[Entries from a visual dataset]
************
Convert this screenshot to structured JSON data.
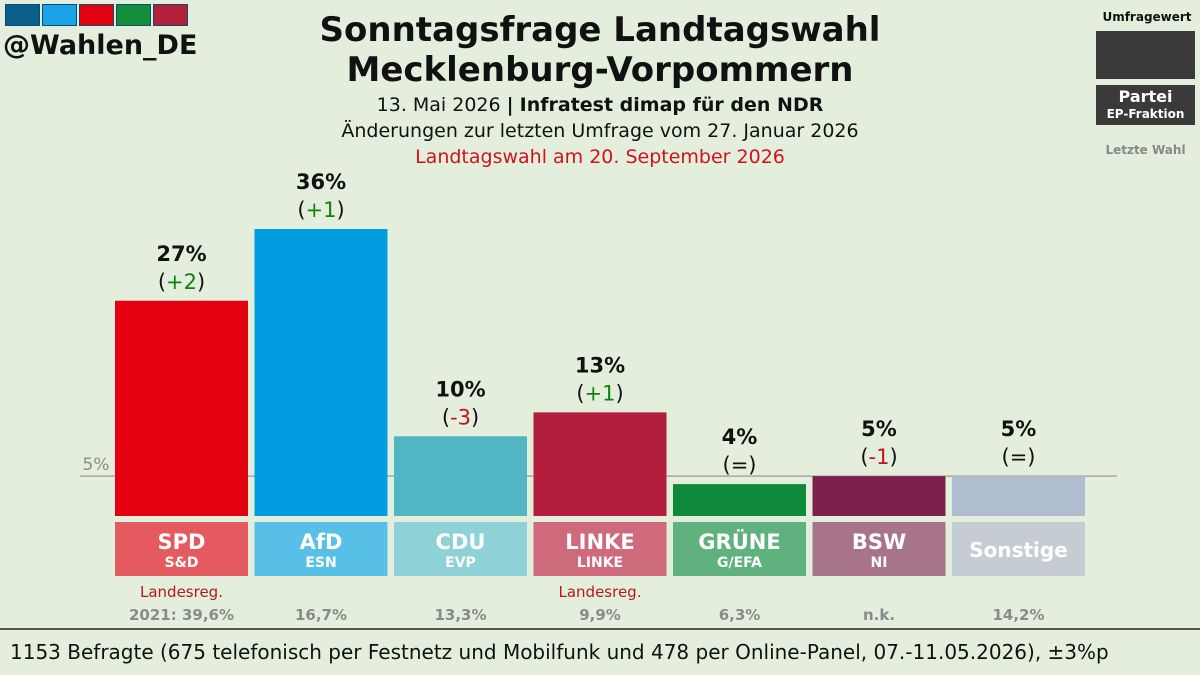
{
  "brand": {
    "handle": "@Wahlen_DE",
    "stripe_colors": [
      "#0a5f8a",
      "#1aa3e6",
      "#e3000f",
      "#138f3c",
      "#b41f3a"
    ]
  },
  "header": {
    "title_line1": "Sonntagsfrage Landtagswahl",
    "title_line2": "Mecklenburg-Vorpommern",
    "date": "13. Mai 2026",
    "separator": "|",
    "institute": "Infratest dimap für den NDR",
    "changes_note": "Änderungen zur letzten Umfrage vom 27. Januar 2026",
    "election_note": "Landtagswahl am 20. September 2026"
  },
  "legend": {
    "poll_value": "Umfragewert",
    "party": "Partei",
    "fraction": "EP-Fraktion",
    "last_election": "Letzte Wahl"
  },
  "chart_data": {
    "type": "bar",
    "threshold": {
      "value": 5,
      "label": "5%"
    },
    "ylim": [
      0,
      40
    ],
    "bars": [
      {
        "party": "SPD",
        "fraction": "S&D",
        "value": 27,
        "value_label": "27%",
        "change": "+2",
        "change_dir": "up",
        "color": "#e3000f",
        "box_color": "#e55a5e",
        "note": "Landesreg.",
        "last": "2021: 39,6%"
      },
      {
        "party": "AfD",
        "fraction": "ESN",
        "value": 36,
        "value_label": "36%",
        "change": "+1",
        "change_dir": "up",
        "color": "#009ee0",
        "box_color": "#58c0e6",
        "note": "",
        "last": "16,7%"
      },
      {
        "party": "CDU",
        "fraction": "EVP",
        "value": 10,
        "value_label": "10%",
        "change": "-3",
        "change_dir": "down",
        "color": "#52b5c4",
        "box_color": "#8ed1d6",
        "note": "",
        "last": "13,3%"
      },
      {
        "party": "LINKE",
        "fraction": "LINKE",
        "value": 13,
        "value_label": "13%",
        "change": "+1",
        "change_dir": "up",
        "color": "#b31e3c",
        "box_color": "#cf6a7c",
        "note": "Landesreg.",
        "last": "9,9%"
      },
      {
        "party": "GRÜNE",
        "fraction": "G/EFA",
        "value": 4,
        "value_label": "4%",
        "change": "=",
        "change_dir": "same",
        "color": "#0e8a3a",
        "box_color": "#5fb17e",
        "note": "",
        "last": "6,3%"
      },
      {
        "party": "BSW",
        "fraction": "NI",
        "value": 5,
        "value_label": "5%",
        "change": "-1",
        "change_dir": "down",
        "color": "#7c1f4c",
        "box_color": "#a87489",
        "note": "",
        "last": "n.k."
      },
      {
        "party": "Sonstige",
        "fraction": "",
        "value": 5,
        "value_label": "5%",
        "change": "=",
        "change_dir": "same",
        "color": "#b0bccf",
        "box_color": "#c5cdd2",
        "note": "",
        "last": "14,2%"
      }
    ],
    "colors": {
      "up": "#12800a",
      "down": "#c4121a",
      "same": "#111111",
      "note": "#b51a1a",
      "last": "#8a8a8a"
    }
  },
  "footer": {
    "sample": "1153 Befragte (675 telefonisch per Festnetz und Mobilfunk und 478 per Online-Panel, 07.-11.05.2026), ±3%p"
  }
}
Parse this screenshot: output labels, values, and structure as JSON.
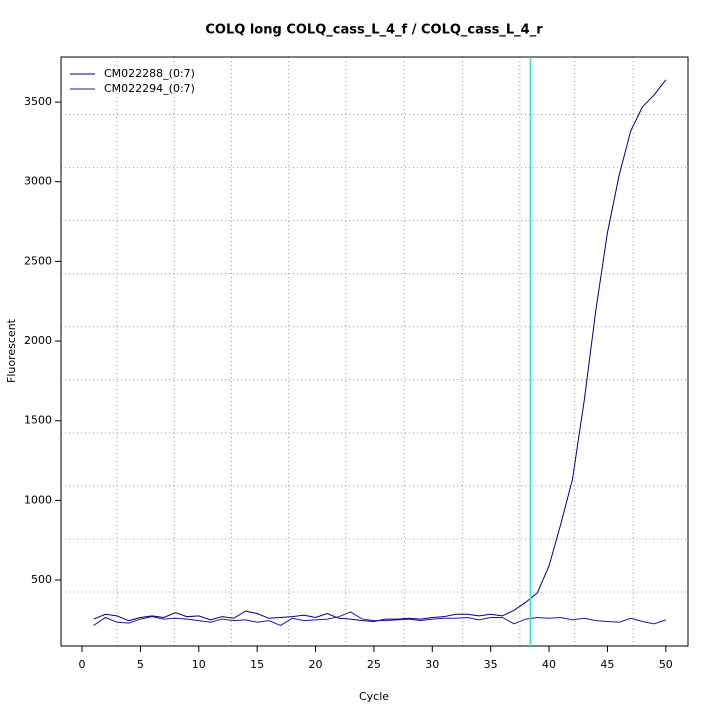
{
  "chart_data": {
    "type": "line",
    "title": "COLQ long COLQ_cass_L_4_f / COLQ_cass_L_4_r",
    "x_label": "Cycle",
    "y_label": "Fluorescent",
    "x": [
      1,
      2,
      3,
      4,
      5,
      6,
      7,
      8,
      9,
      10,
      11,
      12,
      13,
      14,
      15,
      16,
      17,
      18,
      19,
      20,
      21,
      22,
      23,
      24,
      25,
      26,
      27,
      28,
      29,
      30,
      31,
      32,
      33,
      34,
      35,
      36,
      37,
      38,
      39,
      40,
      41,
      42,
      43,
      44,
      45,
      46,
      47,
      48,
      49,
      50
    ],
    "series": [
      {
        "name": "CM022288_(0:7)",
        "color": "#000080",
        "values": [
          255,
          285,
          275,
          245,
          265,
          275,
          265,
          295,
          270,
          275,
          250,
          270,
          260,
          305,
          290,
          260,
          265,
          270,
          280,
          265,
          290,
          260,
          255,
          245,
          240,
          255,
          255,
          260,
          255,
          265,
          270,
          285,
          285,
          275,
          285,
          275,
          310,
          360,
          420,
          590,
          850,
          1130,
          1620,
          2190,
          2680,
          3040,
          3320,
          3470,
          3545,
          3640
        ]
      },
      {
        "name": "CM022294_(0:7)",
        "color": "#1c1c9c",
        "values": [
          215,
          265,
          235,
          230,
          255,
          270,
          255,
          260,
          255,
          245,
          235,
          255,
          245,
          250,
          235,
          245,
          215,
          260,
          245,
          250,
          255,
          270,
          300,
          255,
          245,
          245,
          250,
          255,
          245,
          255,
          260,
          260,
          265,
          250,
          265,
          265,
          225,
          255,
          265,
          260,
          265,
          250,
          260,
          245,
          240,
          235,
          260,
          240,
          225,
          250
        ]
      }
    ],
    "xlim": [
      -1.8,
      51.9
    ],
    "ylim": [
      86,
      3783
    ],
    "xticks": [
      0,
      5,
      10,
      15,
      20,
      25,
      30,
      35,
      40,
      45,
      50
    ],
    "yticks": [
      500,
      1000,
      1500,
      2000,
      2500,
      3000,
      3500
    ],
    "xgrid": [
      3,
      7.9,
      12.8,
      17.7,
      22.6,
      27.6,
      32.6,
      37.5,
      42.2,
      47.2
    ],
    "ygrid": [
      425,
      758,
      1091,
      1424,
      1757,
      2090,
      2423,
      2756,
      3089,
      3422
    ],
    "vline": 38.4,
    "vline_color": "#40e0d0",
    "legend": "top-left"
  }
}
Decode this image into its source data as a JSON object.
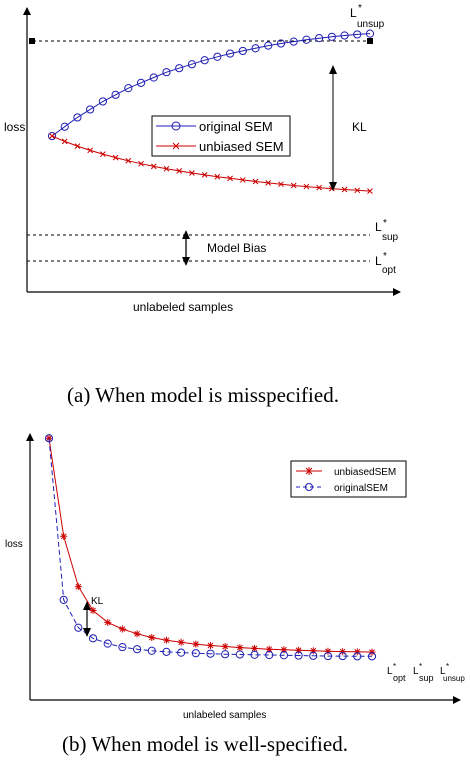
{
  "chart_data": [
    {
      "type": "line",
      "caption": "(a)  When model is misspecified.",
      "xlabel": "unlabeled samples",
      "ylabel": "loss",
      "ylim": [
        0,
        10
      ],
      "legend": {
        "placement": "center",
        "entries": [
          "original SEM",
          "unbiased SEM"
        ]
      },
      "x": [
        0,
        1,
        2,
        3,
        4,
        5,
        6,
        7,
        8,
        9,
        10,
        11,
        12,
        13,
        14,
        15,
        16,
        17,
        18,
        19,
        20,
        21,
        22,
        23,
        24,
        25
      ],
      "series": [
        {
          "name": "original SEM",
          "color": "#1f1fb4",
          "marker": "circle",
          "values": [
            5.6,
            5.95,
            6.3,
            6.6,
            6.9,
            7.15,
            7.4,
            7.6,
            7.8,
            8.0,
            8.15,
            8.3,
            8.45,
            8.58,
            8.7,
            8.8,
            8.9,
            9.0,
            9.08,
            9.15,
            9.22,
            9.28,
            9.33,
            9.38,
            9.42,
            9.45
          ]
        },
        {
          "name": "unbiased SEM",
          "color": "#cc0000",
          "marker": "x",
          "values": [
            5.6,
            5.4,
            5.22,
            5.06,
            4.92,
            4.79,
            4.67,
            4.56,
            4.46,
            4.37,
            4.29,
            4.21,
            4.14,
            4.07,
            4.01,
            3.95,
            3.89,
            3.84,
            3.79,
            3.74,
            3.7,
            3.66,
            3.62,
            3.59,
            3.56,
            3.53
          ]
        }
      ],
      "reference_lines": [
        {
          "label_main": "L",
          "label_sub": "unsup",
          "value": 9.8
        },
        {
          "label_main": "L",
          "label_sub": "sup",
          "value": 2.2
        },
        {
          "label_main": "L",
          "label_sub": "opt",
          "value": 1.2
        }
      ],
      "annotations": [
        "KL",
        "Model Bias"
      ]
    },
    {
      "type": "line",
      "caption": "(b)  When model is well-specified.",
      "xlabel": "unlabeled samples",
      "ylabel": "loss",
      "ylim": [
        0,
        10
      ],
      "legend": {
        "placement": "top-right",
        "entries": [
          "unbiasedSEM",
          "originalSEM"
        ]
      },
      "x": [
        0,
        1,
        2,
        3,
        4,
        5,
        6,
        7,
        8,
        9,
        10,
        11,
        12,
        13,
        14,
        15,
        16,
        17,
        18,
        19,
        20,
        21,
        22
      ],
      "series": [
        {
          "name": "unbiasedSEM",
          "color": "#cc0000",
          "marker": "star",
          "values": [
            9.5,
            5.8,
            3.9,
            3.0,
            2.55,
            2.3,
            2.12,
            1.98,
            1.88,
            1.8,
            1.73,
            1.68,
            1.64,
            1.6,
            1.57,
            1.54,
            1.52,
            1.5,
            1.48,
            1.46,
            1.45,
            1.44,
            1.43
          ]
        },
        {
          "name": "originalSEM",
          "color": "#1f1fb4",
          "marker": "circle",
          "values": [
            9.5,
            3.4,
            2.35,
            1.95,
            1.75,
            1.62,
            1.54,
            1.48,
            1.44,
            1.41,
            1.39,
            1.37,
            1.35,
            1.34,
            1.33,
            1.32,
            1.31,
            1.3,
            1.29,
            1.28,
            1.28,
            1.27,
            1.27
          ]
        }
      ],
      "reference_labels": [
        {
          "label_main": "L",
          "label_sub": "opt"
        },
        {
          "label_main": "L",
          "label_sub": "sup"
        },
        {
          "label_main": "L",
          "label_sub": "unsup"
        }
      ],
      "annotations": [
        "KL"
      ]
    }
  ]
}
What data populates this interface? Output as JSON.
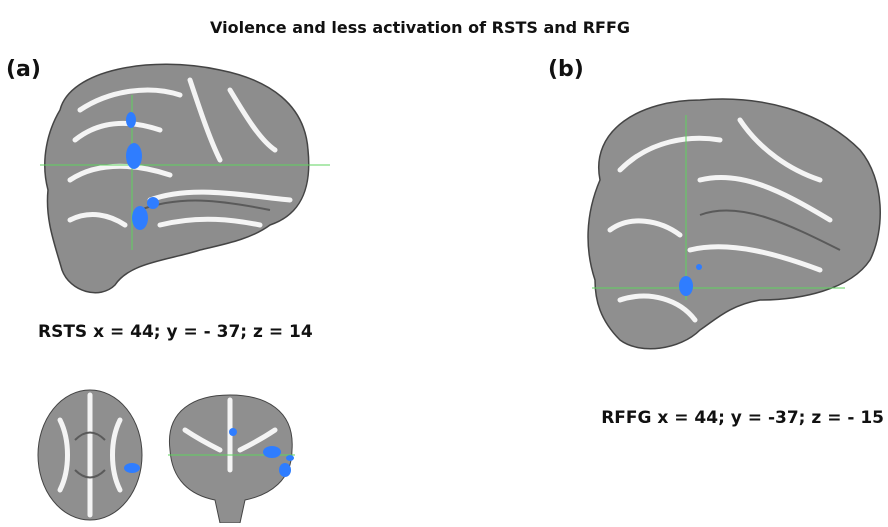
************
=== Problem to work on ===
Wherever the string "this" appears in the entries above, list that line.

=== Exercise result ===
Convert this screenshot to structured JSON data.
Parse this screenshot: output labels, values, and structure as JSON.
Decode this image into its source data as a JSON object.
What data populates this interface? Output as JSON.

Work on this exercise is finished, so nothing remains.